§ **WORK TO BE COMPLETED**:
Your copy of the material must match it exactly, except that pictures are dropped.
+ + +
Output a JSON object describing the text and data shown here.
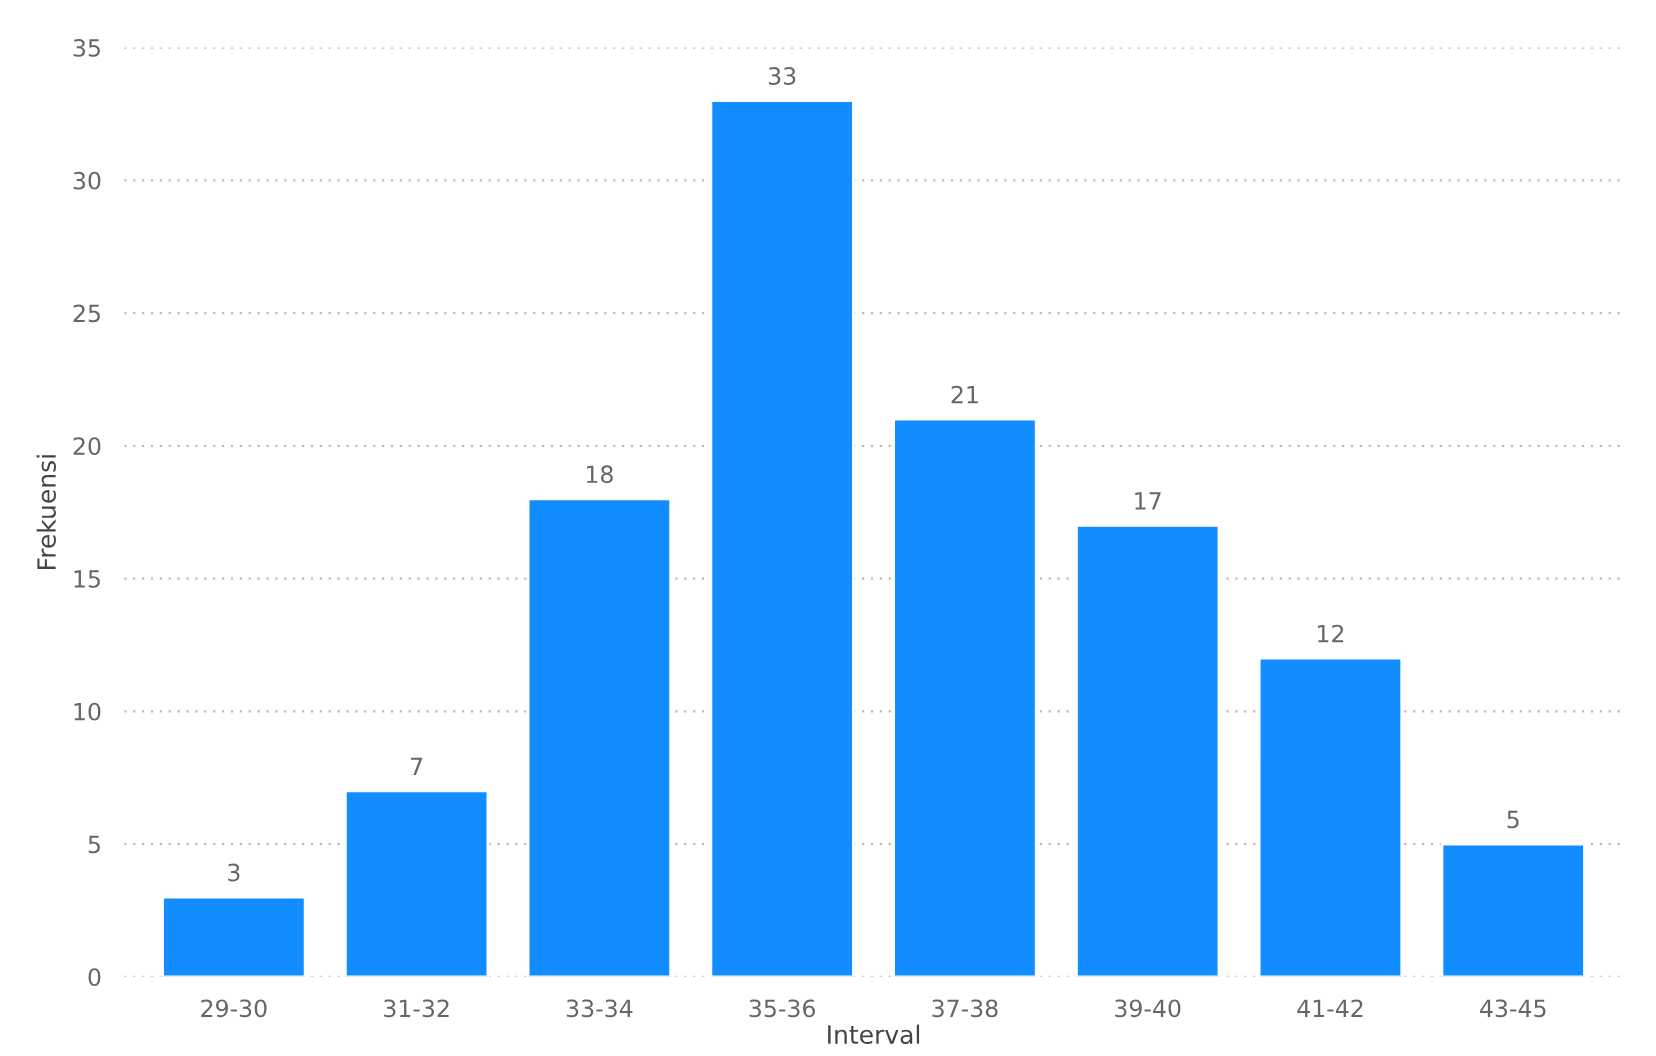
{
  "chart_data": {
    "type": "bar",
    "xlabel": "Interval",
    "ylabel": "Frekuensi",
    "categories": [
      "29-30",
      "31-32",
      "33-34",
      "35-36",
      "37-38",
      "39-40",
      "41-42",
      "43-45"
    ],
    "values": [
      3,
      7,
      18,
      33,
      21,
      17,
      12,
      5
    ],
    "color": "#118dff",
    "ylim": [
      0,
      35
    ],
    "yticks": [
      0,
      5,
      10,
      15,
      20,
      25,
      30,
      35
    ],
    "grid": "y",
    "data_labels": true
  }
}
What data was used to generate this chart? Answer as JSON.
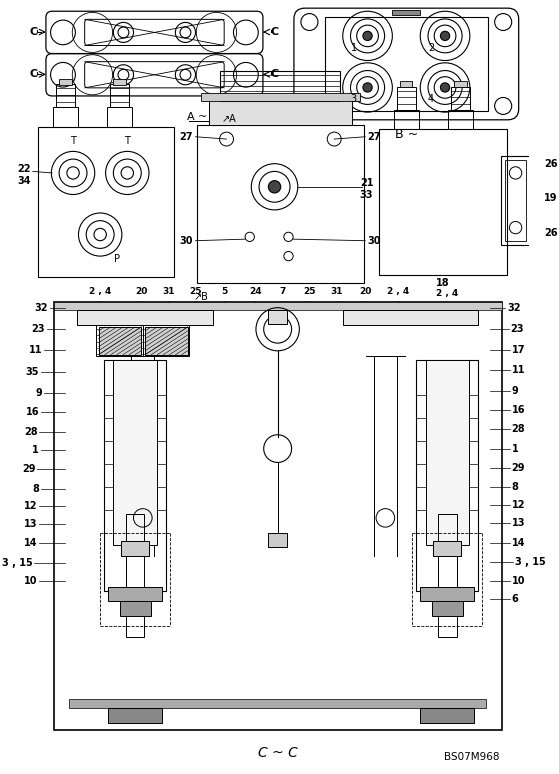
{
  "bg_color": "#ffffff",
  "line_color": "#000000",
  "fig_width": 6.48,
  "fig_height": 10.0,
  "bottom_label": "C ~ C",
  "ref_code": "BS07M968"
}
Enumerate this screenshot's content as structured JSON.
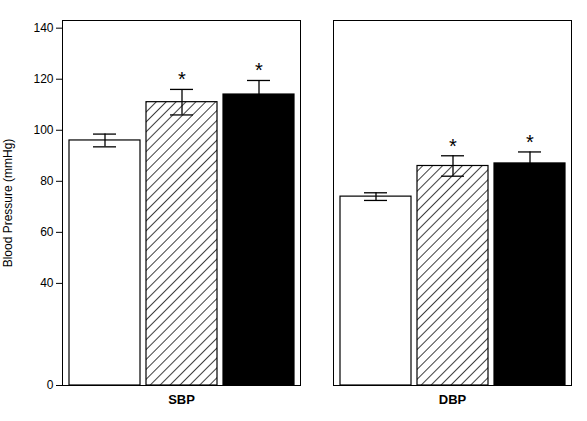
{
  "chart_data": {
    "type": "bar",
    "categories": [
      "SBP",
      "DBP"
    ],
    "series": [
      {
        "color": "white",
        "values": [
          96,
          74
        ],
        "errors": [
          2.5,
          1.5
        ],
        "annotations": [
          null,
          null
        ]
      },
      {
        "color": "white",
        "values": [
          111,
          86
        ],
        "errors": [
          5.0,
          4.0
        ],
        "annotations": [
          "*",
          "*"
        ]
      },
      {
        "color": "black",
        "values": [
          114,
          87
        ],
        "errors": [
          5.5,
          4.5
        ],
        "annotations": [
          "*",
          "*"
        ]
      }
    ],
    "ylabel": "Blood Pressure (mmHg)",
    "ylim": [
      0,
      143
    ],
    "yticks": [
      0,
      40,
      60,
      80,
      100,
      120,
      140
    ],
    "grid": false
  }
}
+ + +
§ **TASK SOLUTION**:
Output a JSON object describing the text and data shown here.
{
  "chart_data": {
    "type": "bar",
    "xlabel": "Interval",
    "ylabel": "Frekuensi",
    "categories": [
      "29-30",
      "31-32",
      "33-34",
      "35-36",
      "37-38",
      "39-40",
      "41-42",
      "43-45"
    ],
    "values": [
      3,
      7,
      18,
      33,
      21,
      17,
      12,
      5
    ],
    "color": "#118dff",
    "ylim": [
      0,
      35
    ],
    "yticks": [
      0,
      5,
      10,
      15,
      20,
      25,
      30,
      35
    ],
    "grid": "y",
    "data_labels": true
  }
}
What data was used to generate this chart? Answer as JSON.
{
  "bg_color": "#ffffff",
  "line_color": "#000000",
  "fig_width": 6.48,
  "fig_height": 10.0,
  "bottom_label": "C ~ C",
  "ref_code": "BS07M968"
}
Enumerate this screenshot's content as structured JSON.
{
  "chart_data": {
    "type": "bar",
    "categories": [
      "SBP",
      "DBP"
    ],
    "series": [
      {
        "color": "white",
        "values": [
          96,
          74
        ],
        "errors": [
          2.5,
          1.5
        ],
        "annotations": [
          null,
          null
        ]
      },
      {
        "color": "white",
        "values": [
          111,
          86
        ],
        "errors": [
          5.0,
          4.0
        ],
        "annotations": [
          "*",
          "*"
        ]
      },
      {
        "color": "black",
        "values": [
          114,
          87
        ],
        "errors": [
          5.5,
          4.5
        ],
        "annotations": [
          "*",
          "*"
        ]
      }
    ],
    "ylabel": "Blood Pressure (mmHg)",
    "ylim": [
      0,
      143
    ],
    "yticks": [
      0,
      40,
      60,
      80,
      100,
      120,
      140
    ],
    "grid": false
  }
}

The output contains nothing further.